Source records Start Marker
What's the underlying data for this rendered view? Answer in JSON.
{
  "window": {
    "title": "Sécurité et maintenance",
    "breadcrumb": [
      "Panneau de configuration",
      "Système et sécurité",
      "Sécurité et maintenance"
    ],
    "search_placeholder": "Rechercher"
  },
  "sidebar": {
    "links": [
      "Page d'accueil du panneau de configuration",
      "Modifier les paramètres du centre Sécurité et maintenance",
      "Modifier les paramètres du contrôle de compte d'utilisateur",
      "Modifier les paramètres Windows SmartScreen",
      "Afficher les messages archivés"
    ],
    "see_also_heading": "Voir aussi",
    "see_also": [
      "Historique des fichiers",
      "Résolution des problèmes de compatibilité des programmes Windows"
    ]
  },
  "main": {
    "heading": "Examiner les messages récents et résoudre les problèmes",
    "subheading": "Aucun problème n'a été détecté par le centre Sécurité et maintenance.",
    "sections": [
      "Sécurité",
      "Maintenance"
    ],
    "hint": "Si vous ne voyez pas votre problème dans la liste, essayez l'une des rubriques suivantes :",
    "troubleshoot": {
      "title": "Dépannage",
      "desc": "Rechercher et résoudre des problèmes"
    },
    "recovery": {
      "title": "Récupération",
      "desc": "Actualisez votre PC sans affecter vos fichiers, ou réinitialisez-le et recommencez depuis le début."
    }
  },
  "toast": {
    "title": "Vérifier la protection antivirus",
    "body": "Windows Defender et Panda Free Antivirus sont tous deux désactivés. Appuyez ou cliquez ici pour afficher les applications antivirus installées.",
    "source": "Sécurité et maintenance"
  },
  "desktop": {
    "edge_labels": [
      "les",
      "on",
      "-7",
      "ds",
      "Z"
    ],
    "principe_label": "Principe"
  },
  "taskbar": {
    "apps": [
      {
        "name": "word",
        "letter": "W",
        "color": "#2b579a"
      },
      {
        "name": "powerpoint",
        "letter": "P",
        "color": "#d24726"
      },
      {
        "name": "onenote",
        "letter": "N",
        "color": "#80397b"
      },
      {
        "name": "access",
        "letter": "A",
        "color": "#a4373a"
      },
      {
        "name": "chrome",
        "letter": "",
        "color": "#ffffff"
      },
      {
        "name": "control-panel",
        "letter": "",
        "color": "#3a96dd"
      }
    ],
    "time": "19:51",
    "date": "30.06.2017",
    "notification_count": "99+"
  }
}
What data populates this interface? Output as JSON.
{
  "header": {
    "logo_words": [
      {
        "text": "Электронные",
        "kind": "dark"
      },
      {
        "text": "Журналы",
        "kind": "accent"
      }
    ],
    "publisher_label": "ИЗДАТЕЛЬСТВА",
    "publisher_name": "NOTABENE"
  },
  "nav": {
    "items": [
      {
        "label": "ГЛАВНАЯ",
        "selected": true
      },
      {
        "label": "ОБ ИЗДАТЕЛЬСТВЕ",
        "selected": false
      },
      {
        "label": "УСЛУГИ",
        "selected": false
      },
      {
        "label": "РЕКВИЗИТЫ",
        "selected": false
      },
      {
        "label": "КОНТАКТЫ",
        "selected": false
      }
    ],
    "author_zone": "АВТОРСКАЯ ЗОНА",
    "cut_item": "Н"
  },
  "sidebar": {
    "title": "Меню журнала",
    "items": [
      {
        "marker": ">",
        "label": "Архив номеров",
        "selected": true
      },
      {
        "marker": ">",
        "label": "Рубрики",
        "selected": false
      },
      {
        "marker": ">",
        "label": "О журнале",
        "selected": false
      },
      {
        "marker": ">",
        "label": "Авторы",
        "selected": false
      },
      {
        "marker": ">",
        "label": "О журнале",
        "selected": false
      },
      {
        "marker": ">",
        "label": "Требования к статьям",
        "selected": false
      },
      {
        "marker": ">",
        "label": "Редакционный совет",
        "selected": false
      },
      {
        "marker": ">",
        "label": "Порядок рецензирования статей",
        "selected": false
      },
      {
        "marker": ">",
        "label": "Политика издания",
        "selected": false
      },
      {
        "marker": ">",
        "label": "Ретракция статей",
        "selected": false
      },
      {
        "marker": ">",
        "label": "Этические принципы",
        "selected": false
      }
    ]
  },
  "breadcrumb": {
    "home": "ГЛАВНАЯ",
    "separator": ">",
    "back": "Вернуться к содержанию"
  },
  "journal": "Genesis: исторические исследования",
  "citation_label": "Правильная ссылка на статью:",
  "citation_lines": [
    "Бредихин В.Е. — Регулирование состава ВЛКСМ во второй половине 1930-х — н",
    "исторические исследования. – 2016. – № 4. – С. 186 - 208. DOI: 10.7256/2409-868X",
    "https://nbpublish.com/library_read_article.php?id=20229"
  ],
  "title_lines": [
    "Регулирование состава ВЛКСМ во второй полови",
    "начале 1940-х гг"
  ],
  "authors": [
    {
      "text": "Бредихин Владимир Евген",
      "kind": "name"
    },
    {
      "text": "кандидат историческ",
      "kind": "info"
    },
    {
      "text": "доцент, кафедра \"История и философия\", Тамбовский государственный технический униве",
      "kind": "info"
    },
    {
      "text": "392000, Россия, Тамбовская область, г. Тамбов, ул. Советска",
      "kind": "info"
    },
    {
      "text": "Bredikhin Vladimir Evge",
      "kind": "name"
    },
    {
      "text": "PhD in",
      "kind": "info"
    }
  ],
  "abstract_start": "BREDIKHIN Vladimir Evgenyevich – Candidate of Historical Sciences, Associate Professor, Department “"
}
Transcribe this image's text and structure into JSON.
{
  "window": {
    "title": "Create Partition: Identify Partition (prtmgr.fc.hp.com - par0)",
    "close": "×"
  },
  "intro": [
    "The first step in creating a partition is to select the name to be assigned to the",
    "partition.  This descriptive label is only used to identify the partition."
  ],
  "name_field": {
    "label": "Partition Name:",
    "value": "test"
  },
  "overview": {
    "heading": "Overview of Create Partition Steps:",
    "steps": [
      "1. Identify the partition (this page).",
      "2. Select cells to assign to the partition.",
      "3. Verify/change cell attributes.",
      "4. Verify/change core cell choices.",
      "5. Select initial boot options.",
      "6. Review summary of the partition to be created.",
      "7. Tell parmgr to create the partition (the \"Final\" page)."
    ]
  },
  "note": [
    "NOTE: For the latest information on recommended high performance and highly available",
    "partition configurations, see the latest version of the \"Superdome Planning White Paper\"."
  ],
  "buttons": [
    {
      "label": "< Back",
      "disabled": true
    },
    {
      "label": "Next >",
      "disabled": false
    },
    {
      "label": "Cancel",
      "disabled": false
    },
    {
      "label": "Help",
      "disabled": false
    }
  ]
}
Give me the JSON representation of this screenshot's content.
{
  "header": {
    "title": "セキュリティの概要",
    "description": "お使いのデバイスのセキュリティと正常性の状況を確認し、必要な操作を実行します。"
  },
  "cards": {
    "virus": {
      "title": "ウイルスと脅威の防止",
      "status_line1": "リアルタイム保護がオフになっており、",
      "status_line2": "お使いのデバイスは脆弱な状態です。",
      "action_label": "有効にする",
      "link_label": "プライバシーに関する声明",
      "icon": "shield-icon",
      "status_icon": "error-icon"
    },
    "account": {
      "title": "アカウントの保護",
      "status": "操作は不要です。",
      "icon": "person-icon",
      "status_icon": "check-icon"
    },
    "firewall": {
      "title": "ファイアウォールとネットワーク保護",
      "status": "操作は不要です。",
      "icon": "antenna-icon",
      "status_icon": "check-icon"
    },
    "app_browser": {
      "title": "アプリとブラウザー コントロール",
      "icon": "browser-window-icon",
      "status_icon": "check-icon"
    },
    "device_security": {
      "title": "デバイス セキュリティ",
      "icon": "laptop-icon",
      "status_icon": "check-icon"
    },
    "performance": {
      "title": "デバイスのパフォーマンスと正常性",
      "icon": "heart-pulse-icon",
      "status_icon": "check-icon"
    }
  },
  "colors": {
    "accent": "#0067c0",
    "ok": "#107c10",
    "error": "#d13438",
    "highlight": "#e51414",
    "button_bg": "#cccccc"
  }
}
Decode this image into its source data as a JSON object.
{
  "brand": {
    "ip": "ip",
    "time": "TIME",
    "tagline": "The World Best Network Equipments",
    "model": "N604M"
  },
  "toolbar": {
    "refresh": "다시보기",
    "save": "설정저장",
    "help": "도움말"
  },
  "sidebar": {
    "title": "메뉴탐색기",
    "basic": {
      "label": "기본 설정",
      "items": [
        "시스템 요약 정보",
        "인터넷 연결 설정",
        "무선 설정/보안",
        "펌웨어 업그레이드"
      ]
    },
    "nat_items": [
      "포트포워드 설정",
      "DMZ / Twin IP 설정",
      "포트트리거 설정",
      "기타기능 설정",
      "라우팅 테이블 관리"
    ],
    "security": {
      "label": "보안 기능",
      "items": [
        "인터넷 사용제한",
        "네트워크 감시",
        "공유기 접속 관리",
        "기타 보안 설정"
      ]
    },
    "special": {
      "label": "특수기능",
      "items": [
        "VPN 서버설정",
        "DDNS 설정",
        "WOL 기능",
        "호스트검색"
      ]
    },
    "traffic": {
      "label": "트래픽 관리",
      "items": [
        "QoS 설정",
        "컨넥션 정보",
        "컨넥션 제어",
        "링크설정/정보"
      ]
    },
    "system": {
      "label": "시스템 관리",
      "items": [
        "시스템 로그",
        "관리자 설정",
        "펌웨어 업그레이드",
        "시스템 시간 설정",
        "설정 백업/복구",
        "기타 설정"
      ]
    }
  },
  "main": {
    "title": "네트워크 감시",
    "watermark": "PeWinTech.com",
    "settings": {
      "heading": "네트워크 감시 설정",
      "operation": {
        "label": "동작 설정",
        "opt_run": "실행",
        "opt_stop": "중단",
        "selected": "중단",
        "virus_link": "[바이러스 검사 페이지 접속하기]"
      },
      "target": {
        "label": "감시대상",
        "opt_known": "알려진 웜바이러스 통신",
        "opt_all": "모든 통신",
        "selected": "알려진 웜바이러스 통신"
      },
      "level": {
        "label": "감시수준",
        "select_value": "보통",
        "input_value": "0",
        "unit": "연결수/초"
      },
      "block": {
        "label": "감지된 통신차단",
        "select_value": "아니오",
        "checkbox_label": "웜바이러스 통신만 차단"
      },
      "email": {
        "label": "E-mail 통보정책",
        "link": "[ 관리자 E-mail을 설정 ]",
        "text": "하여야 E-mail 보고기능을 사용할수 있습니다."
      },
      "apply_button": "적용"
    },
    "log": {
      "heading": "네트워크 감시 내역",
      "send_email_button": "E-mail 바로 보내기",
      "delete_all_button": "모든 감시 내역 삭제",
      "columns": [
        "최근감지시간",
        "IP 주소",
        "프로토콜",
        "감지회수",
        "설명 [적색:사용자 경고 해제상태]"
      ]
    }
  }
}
Source records End Marker
## [Description of the task]
Please report every line among the entries that includes "centre".

## [Task output]
      "Modifier les paramètres du centre Sécurité et maintenance",
    "subheading": "Aucun problème n'a été détecté par le centre Sécurité et maintenance.",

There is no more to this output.